§ **TASK REQUIREMENTS**
Reproduce the listing word for word. Skip any image.

______

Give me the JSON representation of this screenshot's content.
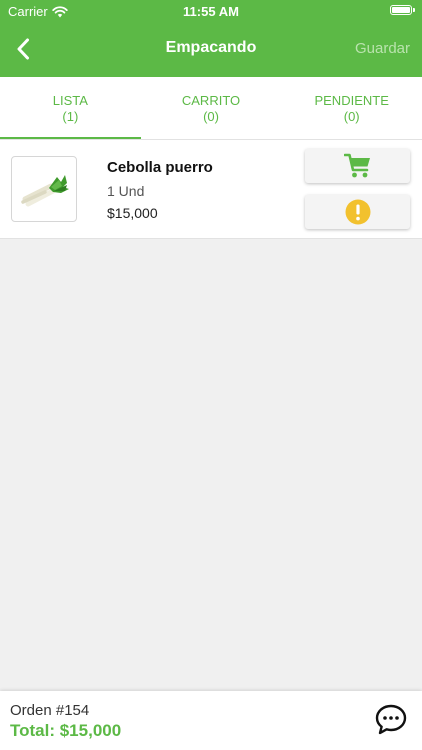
{
  "status_bar": {
    "carrier": "Carrier",
    "time": "11:55 AM",
    "battery_level": 1.0
  },
  "nav": {
    "back_icon": "chevron-left-icon",
    "title": "Empacando",
    "save_label": "Guardar"
  },
  "tabs": [
    {
      "label": "LISTA",
      "count": "(1)",
      "active": true
    },
    {
      "label": "CARRITO",
      "count": "(0)",
      "active": false
    },
    {
      "label": "PENDIENTE",
      "count": "(0)",
      "active": false
    }
  ],
  "items": [
    {
      "name": "Cebolla puerro",
      "quantity": "1 Und",
      "price": "$15,000",
      "image_icon": "leek-icon",
      "cart_icon": "shopping-cart-icon",
      "pending_icon": "exclamation-circle-icon"
    }
  ],
  "footer": {
    "order": "Orden #154",
    "total": "Total: $15,000",
    "chat_icon": "chat-bubble-icon"
  },
  "colors": {
    "brand_green": "#5cb946",
    "warning_yellow": "#f2c12e",
    "background": "#f0f0f0"
  }
}
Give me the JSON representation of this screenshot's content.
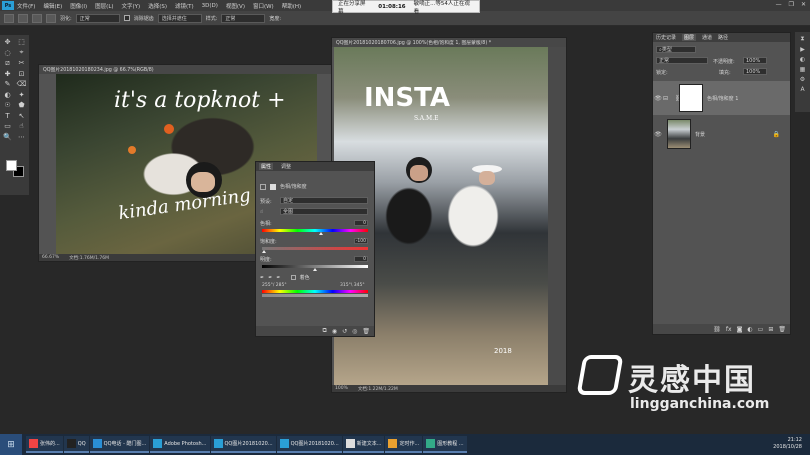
{
  "app": {
    "menu": [
      "文件(F)",
      "编辑(E)",
      "图像(I)",
      "图层(L)",
      "文字(Y)",
      "选择(S)",
      "滤镜(T)",
      "3D(D)",
      "视图(V)",
      "窗口(W)",
      "帮助(H)"
    ],
    "ps_logo": "Ps",
    "window_controls": [
      "—",
      "❐",
      "✕"
    ]
  },
  "recording": {
    "label": "正在分享屏幕",
    "time": "01:08:16",
    "viewers": "敏嘀正...等54人正在观看"
  },
  "options_bar": {
    "feather_label": "羽化:",
    "mode_label": "正常",
    "anti_alias": "消除锯齿",
    "refine": "选择并遮住",
    "style_label": "样式:",
    "style_value": "正常",
    "width_label": "宽度:",
    "height_label": "高度:"
  },
  "doc1": {
    "title": "QQ图片20181020180234.jpg @ 66.7%(RGB/8)",
    "status_zoom": "66.67%",
    "status_doc": "文档:1.76M/1.76M",
    "overlay_line1": "it's a topknot +",
    "overlay_line2": "kinda morning"
  },
  "doc2": {
    "title": "QQ图片20181020180706.jpg @ 100%(色相/饱和度 1, 图层蒙版/8) *",
    "status_zoom": "100%",
    "status_doc": "文档:1.22M/1.22M",
    "overlay_title": "INSTA",
    "overlay_sub": "S.A.M.E",
    "overlay_year": "2018"
  },
  "properties": {
    "tabs": [
      "属性",
      "调整"
    ],
    "header": "色相/饱和度",
    "preset_label": "预设:",
    "preset_value": "自定",
    "channel_value": "全图",
    "hue_label": "色相:",
    "hue_value": "0",
    "saturation_label": "饱和度:",
    "saturation_value": "-100",
    "lightness_label": "明度:",
    "lightness_value": "0",
    "colorize_label": "着色",
    "range_left": "255°/ 285°",
    "range_right": "315°\\ 345°",
    "hue_level": 0.56,
    "saturation_level": 0.02,
    "lightness_level": 0.5
  },
  "layers": {
    "tabs": [
      "历史记录",
      "图层",
      "通道",
      "路径"
    ],
    "kind_label": "类型",
    "blend_mode": "正常",
    "opacity_label": "不透明度:",
    "opacity_value": "100%",
    "lock_label": "锁定:",
    "fill_label": "填充:",
    "fill_value": "100%",
    "items": [
      {
        "name": "色相/饱和度 1",
        "visible": true
      },
      {
        "name": "背景",
        "visible": true,
        "locked": true
      }
    ],
    "footer_icons": [
      "link-icon",
      "fx-icon",
      "mask-icon",
      "adjustment-icon",
      "folder-icon",
      "new-layer-icon",
      "trash-icon"
    ]
  },
  "tools": [
    "✥",
    "⬚",
    "◌",
    "⌖",
    "⧄",
    "✂",
    "✚",
    "⊡",
    "✎",
    "⌫",
    "◐",
    "✦",
    "☉",
    "⬟",
    "T",
    "↖",
    "▭",
    "☝",
    "🔍",
    "⋯"
  ],
  "taskbar": {
    "items": [
      {
        "label": "张伟的...",
        "icon": "browser-icon",
        "color": "#e44"
      },
      {
        "label": "QQ",
        "icon": "qq-icon",
        "color": "#222"
      },
      {
        "label": "QQ电话 - 酷门图...",
        "icon": "qq-call-icon",
        "color": "#2a8fd6"
      },
      {
        "label": "Adobe Photosh...",
        "icon": "ps-icon",
        "color": "#2a9fd6"
      },
      {
        "label": "QQ图片20181020...",
        "icon": "ps-doc-icon",
        "color": "#2a9fd6"
      },
      {
        "label": "QQ图片20181020...",
        "icon": "ps-doc-icon",
        "color": "#2a9fd6"
      },
      {
        "label": "新建文本...",
        "icon": "notepad-icon",
        "color": "#ddd"
      },
      {
        "label": "定时作...",
        "icon": "folder-icon",
        "color": "#e8a030"
      },
      {
        "label": "图形教程 ...",
        "icon": "app-icon",
        "color": "#3a8"
      }
    ],
    "time": "21:12",
    "date": "2018/10/28"
  },
  "watermark": {
    "cn": "灵感中国",
    "en": "lingganchina.com"
  }
}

______

§ **COMPLETE ANSWER**
Give me the JSON representation of this screenshot's content.
{
  "status_bar": {
    "carrier": "Carrier",
    "time": "11:55 AM",
    "battery_level": 1.0
  },
  "nav": {
    "back_icon": "chevron-left-icon",
    "title": "Empacando",
    "save_label": "Guardar"
  },
  "tabs": [
    {
      "label": "LISTA",
      "count": "(1)",
      "active": true
    },
    {
      "label": "CARRITO",
      "count": "(0)",
      "active": false
    },
    {
      "label": "PENDIENTE",
      "count": "(0)",
      "active": false
    }
  ],
  "items": [
    {
      "name": "Cebolla puerro",
      "quantity": "1 Und",
      "price": "$15,000",
      "image_icon": "leek-icon",
      "cart_icon": "shopping-cart-icon",
      "pending_icon": "exclamation-circle-icon"
    }
  ],
  "footer": {
    "order": "Orden #154",
    "total": "Total: $15,000",
    "chat_icon": "chat-bubble-icon"
  },
  "colors": {
    "brand_green": "#5cb946",
    "warning_yellow": "#f2c12e",
    "background": "#f0f0f0"
  }
}
Give me the JSON representation of this screenshot's content.
{
  "app": {
    "menu": [
      "文件(F)",
      "编辑(E)",
      "图像(I)",
      "图层(L)",
      "文字(Y)",
      "选择(S)",
      "滤镜(T)",
      "3D(D)",
      "视图(V)",
      "窗口(W)",
      "帮助(H)"
    ],
    "ps_logo": "Ps",
    "window_controls": [
      "—",
      "❐",
      "✕"
    ]
  },
  "recording": {
    "label": "正在分享屏幕",
    "time": "01:08:16",
    "viewers": "敏嘀正...等54人正在观看"
  },
  "options_bar": {
    "feather_label": "羽化:",
    "mode_label": "正常",
    "anti_alias": "消除锯齿",
    "refine": "选择并遮住",
    "style_label": "样式:",
    "style_value": "正常",
    "width_label": "宽度:",
    "height_label": "高度:"
  },
  "doc1": {
    "title": "QQ图片20181020180234.jpg @ 66.7%(RGB/8)",
    "status_zoom": "66.67%",
    "status_doc": "文档:1.76M/1.76M",
    "overlay_line1": "it's a topknot +",
    "overlay_line2": "kinda morning"
  },
  "doc2": {
    "title": "QQ图片20181020180706.jpg @ 100%(色相/饱和度 1, 图层蒙版/8) *",
    "status_zoom": "100%",
    "status_doc": "文档:1.22M/1.22M",
    "overlay_title": "INSTA",
    "overlay_sub": "S.A.M.E",
    "overlay_year": "2018"
  },
  "properties": {
    "tabs": [
      "属性",
      "调整"
    ],
    "header": "色相/饱和度",
    "preset_label": "预设:",
    "preset_value": "自定",
    "channel_value": "全图",
    "hue_label": "色相:",
    "hue_value": "0",
    "saturation_label": "饱和度:",
    "saturation_value": "-100",
    "lightness_label": "明度:",
    "lightness_value": "0",
    "colorize_label": "着色",
    "range_left": "255°/ 285°",
    "range_right": "315°\\ 345°",
    "hue_level": 0.56,
    "saturation_level": 0.02,
    "lightness_level": 0.5
  },
  "layers": {
    "tabs": [
      "历史记录",
      "图层",
      "通道",
      "路径"
    ],
    "kind_label": "类型",
    "blend_mode": "正常",
    "opacity_label": "不透明度:",
    "opacity_value": "100%",
    "lock_label": "锁定:",
    "fill_label": "填充:",
    "fill_value": "100%",
    "items": [
      {
        "name": "色相/饱和度 1",
        "visible": true
      },
      {
        "name": "背景",
        "visible": true,
        "locked": true
      }
    ],
    "footer_icons": [
      "link-icon",
      "fx-icon",
      "mask-icon",
      "adjustment-icon",
      "folder-icon",
      "new-layer-icon",
      "trash-icon"
    ]
  },
  "tools": [
    "✥",
    "⬚",
    "◌",
    "⌖",
    "⧄",
    "✂",
    "✚",
    "⊡",
    "✎",
    "⌫",
    "◐",
    "✦",
    "☉",
    "⬟",
    "T",
    "↖",
    "▭",
    "☝",
    "🔍",
    "⋯"
  ],
  "taskbar": {
    "items": [
      {
        "label": "张伟的...",
        "icon": "browser-icon",
        "color": "#e44"
      },
      {
        "label": "QQ",
        "icon": "qq-icon",
        "color": "#222"
      },
      {
        "label": "QQ电话 - 酷门图...",
        "icon": "qq-call-icon",
        "color": "#2a8fd6"
      },
      {
        "label": "Adobe Photosh...",
        "icon": "ps-icon",
        "color": "#2a9fd6"
      },
      {
        "label": "QQ图片20181020...",
        "icon": "ps-doc-icon",
        "color": "#2a9fd6"
      },
      {
        "label": "QQ图片20181020...",
        "icon": "ps-doc-icon",
        "color": "#2a9fd6"
      },
      {
        "label": "新建文本...",
        "icon": "notepad-icon",
        "color": "#ddd"
      },
      {
        "label": "定时作...",
        "icon": "folder-icon",
        "color": "#e8a030"
      },
      {
        "label": "图形教程 ...",
        "icon": "app-icon",
        "color": "#3a8"
      }
    ],
    "time": "21:12",
    "date": "2018/10/28"
  },
  "watermark": {
    "cn": "灵感中国",
    "en": "lingganchina.com"
  }
}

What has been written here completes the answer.